▶ Exercise directions
The reply should hold every entry exactly as written and none of the pictures.

▶ Input data

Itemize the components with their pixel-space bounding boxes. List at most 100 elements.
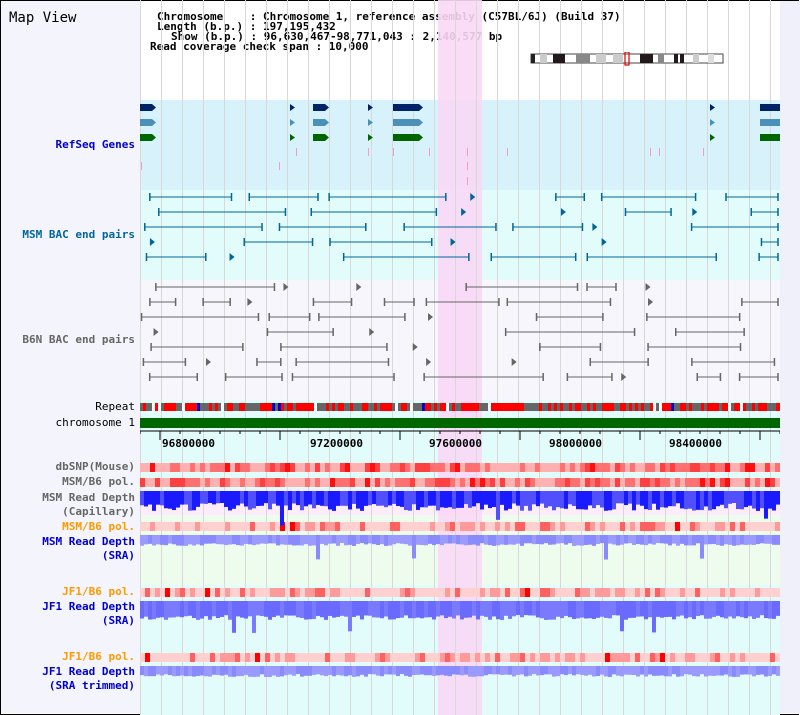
polymorphism-cell bbox=[145, 478, 150, 487]
track-label-repeat[interactable]: Repeat bbox=[95, 400, 135, 413]
polymorphism-cell bbox=[155, 478, 160, 487]
repeat-segment bbox=[260, 403, 263, 411]
read-depth-bar bbox=[768, 535, 772, 544]
read-depth-bar bbox=[240, 666, 244, 677]
read-depth-bar bbox=[516, 491, 520, 506]
chromosome-ideogram[interactable] bbox=[528, 52, 728, 66]
read-depth-bar bbox=[352, 666, 356, 677]
track-label-jf1-b6-pol-2[interactable]: JF1/B6 pol. bbox=[62, 650, 135, 663]
read-depth-bar bbox=[644, 491, 648, 510]
polymorphism-cell bbox=[720, 522, 725, 531]
repeat-segment bbox=[317, 403, 320, 411]
polymorphism-cell bbox=[360, 653, 365, 662]
repeat-segment bbox=[503, 403, 506, 411]
read-depth-bar bbox=[348, 535, 352, 545]
polymorphism-cell bbox=[695, 653, 700, 662]
track-label-msm-bac[interactable]: MSM BAC end pairs bbox=[22, 228, 135, 241]
polymorphism-cell bbox=[695, 478, 700, 487]
repeat-segment bbox=[590, 403, 593, 411]
repeat-segment bbox=[368, 403, 371, 411]
polymorphism-cell bbox=[315, 478, 320, 487]
polymorphism-cell bbox=[495, 588, 500, 597]
track-label-b6n-bac[interactable]: B6N BAC end pairs bbox=[22, 333, 135, 346]
read-depth-bar bbox=[624, 535, 628, 544]
track-label-refseq[interactable]: RefSeq Genes bbox=[55, 138, 135, 151]
track-label-jf1-depth-sra[interactable]: JF1 Read Depth (SRA) bbox=[42, 600, 135, 627]
polymorphism-cell bbox=[425, 463, 430, 472]
read-depth-bar bbox=[160, 601, 164, 618]
polymorphism-cell bbox=[480, 588, 485, 597]
genome-browser-plot[interactable]: 96800000 97200000 97600000 98000000 9840… bbox=[140, 0, 780, 715]
gene-arrow bbox=[368, 119, 373, 126]
read-depth-bar bbox=[648, 666, 652, 675]
track-label-msm-b6-pol[interactable]: MSM/B6 pol. bbox=[62, 475, 135, 488]
read-depth-bar bbox=[544, 601, 548, 620]
polymorphism-cell bbox=[645, 478, 650, 487]
polymorphism-cell bbox=[755, 522, 760, 531]
read-depth-bar bbox=[484, 666, 488, 676]
repeat-segment bbox=[575, 403, 578, 411]
polymorphism-cell bbox=[540, 588, 545, 597]
polymorphism-cell bbox=[250, 463, 255, 472]
polymorphism-cell bbox=[690, 463, 695, 472]
polymorphism-cell bbox=[435, 588, 440, 597]
polymorphism-cell bbox=[425, 478, 430, 487]
read-depth-bar bbox=[632, 601, 636, 618]
repeat-segment bbox=[143, 403, 146, 411]
repeat-segment bbox=[602, 403, 605, 411]
polymorphism-cell bbox=[145, 653, 150, 662]
polymorphism-cell bbox=[675, 653, 680, 662]
track-label-jf1-depth-trimmed[interactable]: JF1 Read Depth (SRA trimmed) bbox=[42, 665, 135, 692]
read-depth-bar bbox=[456, 666, 460, 675]
read-depth-bar bbox=[340, 535, 344, 544]
polymorphism-cell bbox=[565, 463, 570, 472]
polymorphism-cell bbox=[720, 478, 725, 487]
read-depth-bar bbox=[536, 491, 540, 507]
repeat-segment bbox=[398, 403, 401, 411]
read-depth-bar bbox=[592, 666, 596, 677]
polymorphism-cell bbox=[505, 478, 510, 487]
ideogram-current-region[interactable] bbox=[624, 52, 630, 66]
polymorphism-cell bbox=[720, 588, 725, 597]
polymorphism-cell bbox=[565, 588, 570, 597]
polymorphism-cell bbox=[565, 522, 570, 531]
polymorphism-cell bbox=[635, 522, 640, 531]
polymorphism-cell bbox=[170, 478, 175, 487]
read-depth-bar bbox=[592, 491, 596, 509]
polymorphism-cell bbox=[735, 522, 740, 531]
polymorphism-cell bbox=[500, 522, 505, 531]
read-depth-bar bbox=[296, 535, 300, 546]
read-depth-bar bbox=[316, 601, 320, 616]
polymorphism-cell bbox=[365, 463, 370, 472]
track-label-msm-depth-capillary[interactable]: MSM Read Depth (Capillary) bbox=[42, 491, 135, 518]
polymorphism-cell bbox=[505, 463, 510, 472]
read-depth-bar bbox=[176, 666, 180, 676]
read-depth-bar bbox=[468, 535, 472, 545]
read-depth-bar bbox=[552, 535, 556, 545]
track-label-chromosome[interactable]: chromosome 1 bbox=[55, 416, 135, 429]
read-depth-bar bbox=[408, 666, 412, 677]
polymorphism-cell bbox=[365, 653, 370, 662]
polymorphism-cell bbox=[275, 478, 280, 487]
read-depth-bar bbox=[560, 491, 564, 509]
polymorphism-cell bbox=[340, 522, 345, 531]
read-depth-bar bbox=[716, 666, 720, 676]
read-depth-bar bbox=[696, 535, 700, 544]
read-depth-bar bbox=[748, 535, 752, 545]
track-label-msm-depth-sra[interactable]: MSM Read Depth (SRA) bbox=[42, 535, 135, 562]
polymorphism-cell bbox=[465, 463, 470, 472]
track-label-jf1-b6-pol[interactable]: JF1/B6 pol. bbox=[62, 585, 135, 598]
repeat-segment bbox=[560, 403, 563, 411]
read-depth-bar bbox=[624, 491, 628, 506]
read-depth-bar bbox=[712, 491, 716, 510]
read-depth-bar bbox=[300, 535, 304, 546]
read-depth-bar bbox=[268, 601, 272, 620]
repeat-segment bbox=[665, 403, 668, 411]
polymorphism-cell bbox=[520, 463, 525, 472]
read-depth-bar bbox=[456, 535, 460, 545]
track-label-msm-b6-pol-2[interactable]: MSM/B6 pol. bbox=[62, 520, 135, 533]
polymorphism-cell bbox=[245, 463, 250, 472]
polymorphism-cell bbox=[435, 522, 440, 531]
polymorphism-cell bbox=[445, 522, 450, 531]
track-label-dbsnp[interactable]: dbSNP(Mouse) bbox=[55, 460, 135, 473]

▶ Output for this exercise
Itemize the components with their pixel-space bounding boxes. List at most 100 elements.
polymorphism-cell bbox=[145, 478, 150, 487]
track-label-repeat[interactable]: Repeat bbox=[95, 400, 135, 413]
polymorphism-cell bbox=[155, 478, 160, 487]
repeat-segment bbox=[260, 403, 263, 411]
read-depth-bar bbox=[768, 535, 772, 544]
read-depth-bar bbox=[240, 666, 244, 677]
read-depth-bar bbox=[516, 491, 520, 506]
chromosome-ideogram[interactable] bbox=[528, 52, 728, 66]
read-depth-bar bbox=[352, 666, 356, 677]
track-label-jf1-b6-pol-2[interactable]: JF1/B6 pol. bbox=[62, 650, 135, 663]
read-depth-bar bbox=[644, 491, 648, 510]
polymorphism-cell bbox=[720, 522, 725, 531]
repeat-segment bbox=[317, 403, 320, 411]
polymorphism-cell bbox=[360, 653, 365, 662]
repeat-segment bbox=[503, 403, 506, 411]
read-depth-bar bbox=[348, 535, 352, 545]
polymorphism-cell bbox=[695, 653, 700, 662]
track-label-msm-bac[interactable]: MSM BAC end pairs bbox=[22, 228, 135, 241]
polymorphism-cell bbox=[695, 478, 700, 487]
repeat-segment bbox=[590, 403, 593, 411]
repeat-segment bbox=[368, 403, 371, 411]
polymorphism-cell bbox=[315, 478, 320, 487]
polymorphism-cell bbox=[495, 588, 500, 597]
track-label-b6n-bac[interactable]: B6N BAC end pairs bbox=[22, 333, 135, 346]
read-depth-bar bbox=[624, 535, 628, 544]
track-label-refseq[interactable]: RefSeq Genes bbox=[55, 138, 135, 151]
track-label-jf1-depth-sra[interactable]: JF1 Read Depth (SRA) bbox=[42, 600, 135, 627]
polymorphism-cell bbox=[425, 463, 430, 472]
read-depth-bar bbox=[160, 601, 164, 618]
polymorphism-cell bbox=[480, 588, 485, 597]
genome-browser-plot[interactable]: 96800000 97200000 97600000 98000000 9840… bbox=[140, 0, 780, 715]
gene-arrow bbox=[368, 119, 373, 126]
read-depth-bar bbox=[648, 666, 652, 675]
track-label-msm-b6-pol[interactable]: MSM/B6 pol. bbox=[62, 475, 135, 488]
read-depth-bar bbox=[544, 601, 548, 620]
polymorphism-cell bbox=[645, 478, 650, 487]
polymorphism-cell bbox=[755, 522, 760, 531]
read-depth-bar bbox=[484, 666, 488, 676]
repeat-segment bbox=[575, 403, 578, 411]
polymorphism-cell bbox=[540, 588, 545, 597]
polymorphism-cell bbox=[250, 463, 255, 472]
polymorphism-cell bbox=[690, 463, 695, 472]
polymorphism-cell bbox=[435, 588, 440, 597]
polymorphism-cell bbox=[425, 478, 430, 487]
read-depth-bar bbox=[632, 601, 636, 618]
repeat-segment bbox=[143, 403, 146, 411]
repeat-segment bbox=[602, 403, 605, 411]
polymorphism-cell bbox=[145, 653, 150, 662]
polymorphism-cell bbox=[675, 653, 680, 662]
track-label-jf1-depth-trimmed[interactable]: JF1 Read Depth (SRA trimmed) bbox=[42, 665, 135, 692]
read-depth-bar bbox=[456, 666, 460, 675]
read-depth-bar bbox=[340, 535, 344, 544]
polymorphism-cell bbox=[565, 463, 570, 472]
polymorphism-cell bbox=[720, 478, 725, 487]
read-depth-bar bbox=[536, 491, 540, 507]
repeat-segment bbox=[398, 403, 401, 411]
read-depth-bar bbox=[592, 666, 596, 677]
polymorphism-cell bbox=[505, 478, 510, 487]
ideogram-current-region[interactable] bbox=[624, 52, 630, 66]
polymorphism-cell bbox=[720, 588, 725, 597]
polymorphism-cell bbox=[565, 588, 570, 597]
polymorphism-cell bbox=[565, 522, 570, 531]
polymorphism-cell bbox=[635, 522, 640, 531]
polymorphism-cell bbox=[170, 478, 175, 487]
read-depth-bar bbox=[592, 491, 596, 509]
polymorphism-cell bbox=[735, 522, 740, 531]
polymorphism-cell bbox=[500, 522, 505, 531]
read-depth-bar bbox=[296, 535, 300, 546]
read-depth-bar bbox=[316, 601, 320, 616]
polymorphism-cell bbox=[365, 463, 370, 472]
track-label-msm-depth-capillary[interactable]: MSM Read Depth (Capillary) bbox=[42, 491, 135, 518]
polymorphism-cell bbox=[505, 463, 510, 472]
read-depth-bar bbox=[176, 666, 180, 676]
read-depth-bar bbox=[468, 535, 472, 545]
read-depth-bar bbox=[552, 535, 556, 545]
track-label-chromosome[interactable]: chromosome 1 bbox=[55, 416, 135, 429]
read-depth-bar bbox=[408, 666, 412, 677]
polymorphism-cell bbox=[365, 653, 370, 662]
polymorphism-cell bbox=[275, 478, 280, 487]
read-depth-bar bbox=[560, 491, 564, 509]
polymorphism-cell bbox=[340, 522, 345, 531]
read-depth-bar bbox=[716, 666, 720, 676]
read-depth-bar bbox=[696, 535, 700, 544]
read-depth-bar bbox=[748, 535, 752, 545]
track-label-msm-depth-sra[interactable]: MSM Read Depth (SRA) bbox=[42, 535, 135, 562]
polymorphism-cell bbox=[465, 463, 470, 472]
track-label-jf1-b6-pol[interactable]: JF1/B6 pol. bbox=[62, 585, 135, 598]
repeat-segment bbox=[560, 403, 563, 411]
read-depth-bar bbox=[624, 491, 628, 506]
read-depth-bar bbox=[712, 491, 716, 510]
read-depth-bar bbox=[300, 535, 304, 546]
read-depth-bar bbox=[268, 601, 272, 620]
repeat-segment bbox=[665, 403, 668, 411]
polymorphism-cell bbox=[520, 463, 525, 472]
read-depth-bar bbox=[456, 535, 460, 545]
track-label-msm-b6-pol-2[interactable]: MSM/B6 pol. bbox=[62, 520, 135, 533]
polymorphism-cell bbox=[245, 463, 250, 472]
polymorphism-cell bbox=[435, 522, 440, 531]
polymorphism-cell bbox=[445, 522, 450, 531]
track-label-dbsnp[interactable]: dbSNP(Mouse) bbox=[55, 460, 135, 473]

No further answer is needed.